TASK – Pull each line containing "hast" out of the data and copy it.

RECORDS SUPPLIED –

________________

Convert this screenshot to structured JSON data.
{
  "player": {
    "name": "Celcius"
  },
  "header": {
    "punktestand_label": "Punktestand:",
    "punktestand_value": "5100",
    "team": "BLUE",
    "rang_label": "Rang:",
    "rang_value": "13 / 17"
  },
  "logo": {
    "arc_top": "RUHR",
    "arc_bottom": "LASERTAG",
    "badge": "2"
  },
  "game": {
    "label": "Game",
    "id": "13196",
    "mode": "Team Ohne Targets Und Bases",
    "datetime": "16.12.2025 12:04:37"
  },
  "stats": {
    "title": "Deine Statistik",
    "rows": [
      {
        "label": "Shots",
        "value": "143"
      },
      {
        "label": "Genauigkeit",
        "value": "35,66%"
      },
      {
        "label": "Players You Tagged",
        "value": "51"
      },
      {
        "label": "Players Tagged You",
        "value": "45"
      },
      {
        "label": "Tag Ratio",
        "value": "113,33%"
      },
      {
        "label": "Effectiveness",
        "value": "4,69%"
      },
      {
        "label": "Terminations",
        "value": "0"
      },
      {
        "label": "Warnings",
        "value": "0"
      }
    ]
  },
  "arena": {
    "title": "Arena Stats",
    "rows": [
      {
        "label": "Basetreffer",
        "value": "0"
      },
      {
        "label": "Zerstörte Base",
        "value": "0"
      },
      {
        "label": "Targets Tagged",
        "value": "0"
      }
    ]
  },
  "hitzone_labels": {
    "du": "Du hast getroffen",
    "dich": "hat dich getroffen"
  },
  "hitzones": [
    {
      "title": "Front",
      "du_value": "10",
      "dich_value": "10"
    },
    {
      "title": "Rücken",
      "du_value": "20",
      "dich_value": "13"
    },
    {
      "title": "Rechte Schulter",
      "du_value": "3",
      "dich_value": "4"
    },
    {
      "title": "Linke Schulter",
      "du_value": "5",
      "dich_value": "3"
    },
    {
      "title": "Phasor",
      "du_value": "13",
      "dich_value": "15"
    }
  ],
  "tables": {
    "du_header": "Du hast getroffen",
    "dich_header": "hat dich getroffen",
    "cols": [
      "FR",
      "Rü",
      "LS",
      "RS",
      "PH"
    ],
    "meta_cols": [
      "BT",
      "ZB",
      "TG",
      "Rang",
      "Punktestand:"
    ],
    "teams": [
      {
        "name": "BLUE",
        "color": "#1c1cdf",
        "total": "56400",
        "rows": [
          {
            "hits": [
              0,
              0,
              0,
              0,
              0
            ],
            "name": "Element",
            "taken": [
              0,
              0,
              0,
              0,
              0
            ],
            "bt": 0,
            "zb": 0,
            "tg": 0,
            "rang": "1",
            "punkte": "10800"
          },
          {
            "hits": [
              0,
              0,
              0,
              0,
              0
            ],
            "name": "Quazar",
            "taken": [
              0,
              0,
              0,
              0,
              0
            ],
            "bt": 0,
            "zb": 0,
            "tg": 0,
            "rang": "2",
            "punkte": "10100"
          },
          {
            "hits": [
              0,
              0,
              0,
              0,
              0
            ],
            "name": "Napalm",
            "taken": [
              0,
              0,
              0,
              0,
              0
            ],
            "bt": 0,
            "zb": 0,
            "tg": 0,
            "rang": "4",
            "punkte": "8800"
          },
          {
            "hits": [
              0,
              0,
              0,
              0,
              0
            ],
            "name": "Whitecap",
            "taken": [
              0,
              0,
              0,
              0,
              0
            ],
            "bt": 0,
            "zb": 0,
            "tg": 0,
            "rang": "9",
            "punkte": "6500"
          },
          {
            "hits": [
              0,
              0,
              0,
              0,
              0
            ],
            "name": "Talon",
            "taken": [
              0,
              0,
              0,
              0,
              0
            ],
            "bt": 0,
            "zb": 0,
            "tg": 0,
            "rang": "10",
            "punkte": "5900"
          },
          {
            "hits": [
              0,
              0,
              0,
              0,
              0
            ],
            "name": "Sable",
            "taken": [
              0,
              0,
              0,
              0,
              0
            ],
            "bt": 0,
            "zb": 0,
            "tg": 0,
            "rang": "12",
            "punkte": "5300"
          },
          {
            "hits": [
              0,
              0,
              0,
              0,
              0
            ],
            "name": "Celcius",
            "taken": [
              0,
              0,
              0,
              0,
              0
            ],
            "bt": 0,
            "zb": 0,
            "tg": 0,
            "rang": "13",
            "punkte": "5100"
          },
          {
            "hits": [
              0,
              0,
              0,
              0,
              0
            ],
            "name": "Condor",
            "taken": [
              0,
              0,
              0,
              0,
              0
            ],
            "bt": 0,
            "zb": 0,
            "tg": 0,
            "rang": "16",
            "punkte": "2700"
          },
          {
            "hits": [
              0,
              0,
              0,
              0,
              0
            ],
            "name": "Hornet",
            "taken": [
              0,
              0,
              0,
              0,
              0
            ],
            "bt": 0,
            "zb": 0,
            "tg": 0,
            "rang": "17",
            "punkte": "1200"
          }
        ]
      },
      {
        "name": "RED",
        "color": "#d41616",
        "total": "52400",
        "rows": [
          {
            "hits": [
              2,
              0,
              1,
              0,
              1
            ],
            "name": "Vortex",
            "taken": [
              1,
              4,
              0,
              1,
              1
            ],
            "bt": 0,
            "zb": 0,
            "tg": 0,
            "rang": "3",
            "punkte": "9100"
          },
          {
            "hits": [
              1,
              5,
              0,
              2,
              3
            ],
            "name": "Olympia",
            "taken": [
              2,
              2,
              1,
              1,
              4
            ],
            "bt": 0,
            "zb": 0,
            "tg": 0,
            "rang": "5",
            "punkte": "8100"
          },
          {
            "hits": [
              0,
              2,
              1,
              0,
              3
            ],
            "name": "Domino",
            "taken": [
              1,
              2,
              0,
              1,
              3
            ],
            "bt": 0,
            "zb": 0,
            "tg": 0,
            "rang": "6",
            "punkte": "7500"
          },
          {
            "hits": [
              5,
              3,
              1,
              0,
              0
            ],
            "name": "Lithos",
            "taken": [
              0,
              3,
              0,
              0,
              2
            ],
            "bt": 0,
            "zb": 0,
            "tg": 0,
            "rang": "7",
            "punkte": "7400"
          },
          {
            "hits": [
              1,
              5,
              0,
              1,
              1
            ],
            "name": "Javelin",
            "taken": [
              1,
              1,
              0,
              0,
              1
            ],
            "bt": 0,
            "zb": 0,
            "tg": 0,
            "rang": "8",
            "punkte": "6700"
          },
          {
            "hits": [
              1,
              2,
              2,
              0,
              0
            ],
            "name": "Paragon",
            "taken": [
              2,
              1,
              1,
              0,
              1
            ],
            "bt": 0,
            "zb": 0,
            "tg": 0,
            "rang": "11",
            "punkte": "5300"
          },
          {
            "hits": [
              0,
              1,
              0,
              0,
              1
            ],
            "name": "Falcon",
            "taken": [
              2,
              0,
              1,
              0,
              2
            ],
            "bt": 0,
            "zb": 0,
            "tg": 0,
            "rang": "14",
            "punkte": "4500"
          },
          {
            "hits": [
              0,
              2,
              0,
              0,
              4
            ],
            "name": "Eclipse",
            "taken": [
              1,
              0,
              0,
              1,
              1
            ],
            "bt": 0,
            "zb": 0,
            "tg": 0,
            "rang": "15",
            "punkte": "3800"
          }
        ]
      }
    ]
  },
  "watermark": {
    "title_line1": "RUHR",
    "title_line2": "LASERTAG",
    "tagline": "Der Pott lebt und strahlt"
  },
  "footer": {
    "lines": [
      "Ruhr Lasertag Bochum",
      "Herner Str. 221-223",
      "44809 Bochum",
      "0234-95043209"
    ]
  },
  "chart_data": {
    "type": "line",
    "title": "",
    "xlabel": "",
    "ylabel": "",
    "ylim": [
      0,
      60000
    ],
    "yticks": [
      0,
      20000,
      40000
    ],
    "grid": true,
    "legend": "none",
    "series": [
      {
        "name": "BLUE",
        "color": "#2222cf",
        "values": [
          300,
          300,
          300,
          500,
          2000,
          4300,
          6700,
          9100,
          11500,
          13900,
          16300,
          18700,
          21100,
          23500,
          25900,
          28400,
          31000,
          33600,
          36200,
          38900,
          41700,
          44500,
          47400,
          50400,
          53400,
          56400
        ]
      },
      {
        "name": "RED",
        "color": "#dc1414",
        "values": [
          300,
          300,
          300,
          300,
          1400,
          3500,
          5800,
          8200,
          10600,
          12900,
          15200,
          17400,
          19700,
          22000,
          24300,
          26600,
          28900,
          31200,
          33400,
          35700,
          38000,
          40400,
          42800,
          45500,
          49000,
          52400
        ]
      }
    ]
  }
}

________________

OUTPUT BELOW –
    "du": "Du hast getroffen",
    "du_header": "Du hast getroffen",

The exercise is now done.